• _Direction_:
Copy nothing but the text: repeat each entry exactly and drop the images.

• _Excerpted data_:

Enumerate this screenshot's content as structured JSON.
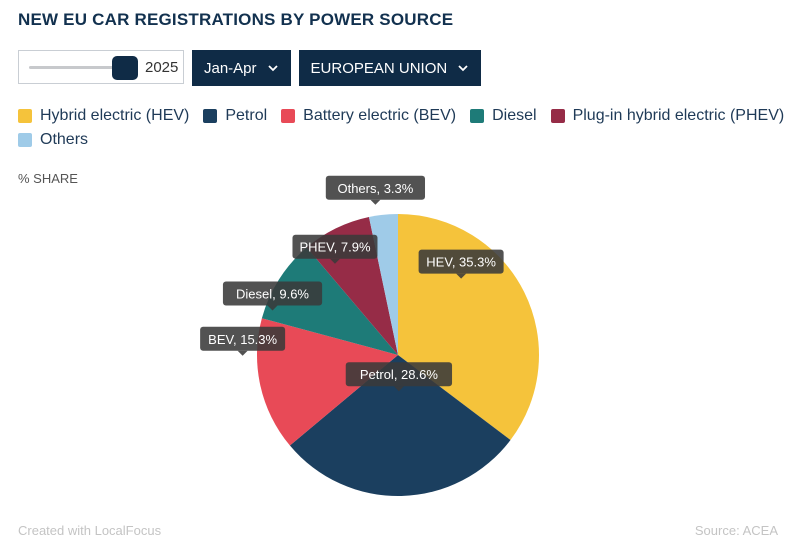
{
  "header": {
    "title": "NEW EU CAR REGISTRATIONS BY POWER SOURCE"
  },
  "controls": {
    "year": "2025",
    "period": "Jan-Apr",
    "region": "EUROPEAN UNION"
  },
  "unit_label": "% SHARE",
  "footer": {
    "credit": "Created with LocalFocus",
    "source": "Source: ACEA"
  },
  "colors": {
    "hev": "#f5c33b",
    "petrol": "#1b3f5f",
    "bev": "#e84a57",
    "diesel": "#1e7b78",
    "phev": "#962c47",
    "others": "#9fcbe8",
    "dropdown_bg": "#0f2b46"
  },
  "chart_data": {
    "type": "pie",
    "legend_position": "top",
    "legend": [
      {
        "name": "Hybrid electric (HEV)",
        "color": "#f5c33b"
      },
      {
        "name": "Petrol",
        "color": "#1b3f5f"
      },
      {
        "name": "Battery electric (BEV)",
        "color": "#e84a57"
      },
      {
        "name": "Diesel",
        "color": "#1e7b78"
      },
      {
        "name": "Plug-in hybrid electric (PHEV)",
        "color": "#962c47"
      },
      {
        "name": "Others",
        "color": "#9fcbe8"
      }
    ],
    "slices": [
      {
        "key": "hev",
        "label": "HEV, 35.3%",
        "value": 35.3,
        "color": "#f5c33b"
      },
      {
        "key": "petrol",
        "label": "Petrol, 28.6%",
        "value": 28.6,
        "color": "#1b3f5f"
      },
      {
        "key": "bev",
        "label": "BEV, 15.3%",
        "value": 15.3,
        "color": "#e84a57"
      },
      {
        "key": "diesel",
        "label": "Diesel, 9.6%",
        "value": 9.6,
        "color": "#1e7b78"
      },
      {
        "key": "phev",
        "label": "PHEV, 7.9%",
        "value": 7.9,
        "color": "#962c47"
      },
      {
        "key": "others",
        "label": "Others, 3.3%",
        "value": 3.3,
        "color": "#9fcbe8"
      }
    ]
  }
}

• _Reply to the exercise_:
Enumerate this screenshot's content as structured JSON.
{
  "header": {
    "title": "NEW EU CAR REGISTRATIONS BY POWER SOURCE"
  },
  "controls": {
    "year": "2025",
    "period": "Jan-Apr",
    "region": "EUROPEAN UNION"
  },
  "unit_label": "% SHARE",
  "footer": {
    "credit": "Created with LocalFocus",
    "source": "Source: ACEA"
  },
  "colors": {
    "hev": "#f5c33b",
    "petrol": "#1b3f5f",
    "bev": "#e84a57",
    "diesel": "#1e7b78",
    "phev": "#962c47",
    "others": "#9fcbe8",
    "dropdown_bg": "#0f2b46"
  },
  "chart_data": {
    "type": "pie",
    "legend_position": "top",
    "legend": [
      {
        "name": "Hybrid electric (HEV)",
        "color": "#f5c33b"
      },
      {
        "name": "Petrol",
        "color": "#1b3f5f"
      },
      {
        "name": "Battery electric (BEV)",
        "color": "#e84a57"
      },
      {
        "name": "Diesel",
        "color": "#1e7b78"
      },
      {
        "name": "Plug-in hybrid electric (PHEV)",
        "color": "#962c47"
      },
      {
        "name": "Others",
        "color": "#9fcbe8"
      }
    ],
    "slices": [
      {
        "key": "hev",
        "label": "HEV, 35.3%",
        "value": 35.3,
        "color": "#f5c33b"
      },
      {
        "key": "petrol",
        "label": "Petrol, 28.6%",
        "value": 28.6,
        "color": "#1b3f5f"
      },
      {
        "key": "bev",
        "label": "BEV, 15.3%",
        "value": 15.3,
        "color": "#e84a57"
      },
      {
        "key": "diesel",
        "label": "Diesel, 9.6%",
        "value": 9.6,
        "color": "#1e7b78"
      },
      {
        "key": "phev",
        "label": "PHEV, 7.9%",
        "value": 7.9,
        "color": "#962c47"
      },
      {
        "key": "others",
        "label": "Others, 3.3%",
        "value": 3.3,
        "color": "#9fcbe8"
      }
    ]
  }
}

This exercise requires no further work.